*TASK GOAL*
Repeat the records exactly. Every line must match.
>> start PROVIDED INFORMATION
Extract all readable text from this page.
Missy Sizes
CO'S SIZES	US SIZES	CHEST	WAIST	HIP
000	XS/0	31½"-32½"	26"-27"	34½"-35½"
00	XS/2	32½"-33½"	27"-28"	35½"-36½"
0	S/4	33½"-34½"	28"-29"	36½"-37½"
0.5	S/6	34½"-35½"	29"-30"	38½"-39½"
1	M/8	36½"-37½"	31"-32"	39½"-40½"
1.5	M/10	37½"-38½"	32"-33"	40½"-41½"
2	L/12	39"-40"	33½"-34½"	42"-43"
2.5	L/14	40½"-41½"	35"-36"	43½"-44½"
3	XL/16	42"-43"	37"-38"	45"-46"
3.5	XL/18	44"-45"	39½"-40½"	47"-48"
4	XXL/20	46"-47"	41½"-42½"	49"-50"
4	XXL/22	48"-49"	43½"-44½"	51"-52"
>> end PROVIDED INFORMATION
*FULL ANSWER*
Extract all readable text from this page.
Missy Sizes
CO'S SIZES	US SIZES	CHEST	WAIST	HIP
000	XS/0	31½"-32½"	26"-27"	34½"-35½"
00	XS/2	32½"-33½"	27"-28"	35½"-36½"
0	S/4	33½"-34½"	28"-29"	36½"-37½"
0.5	S/6	34½"-35½"	29"-30"	38½"-39½"
1	M/8	36½"-37½"	31"-32"	39½"-40½"
1.5	M/10	37½"-38½"	32"-33"	40½"-41½"
2	L/12	39"-40"	33½"-34½"	42"-43"
2.5	L/14	40½"-41½"	35"-36"	43½"-44½"
3	XL/16	42"-43"	37"-38"	45"-46"
3.5	XL/18	44"-45"	39½"-40½"	47"-48"
4	XXL/20	46"-47"	41½"-42½"	49"-50"
4	XXL/22	48"-49"	43½"-44½"	51"-52"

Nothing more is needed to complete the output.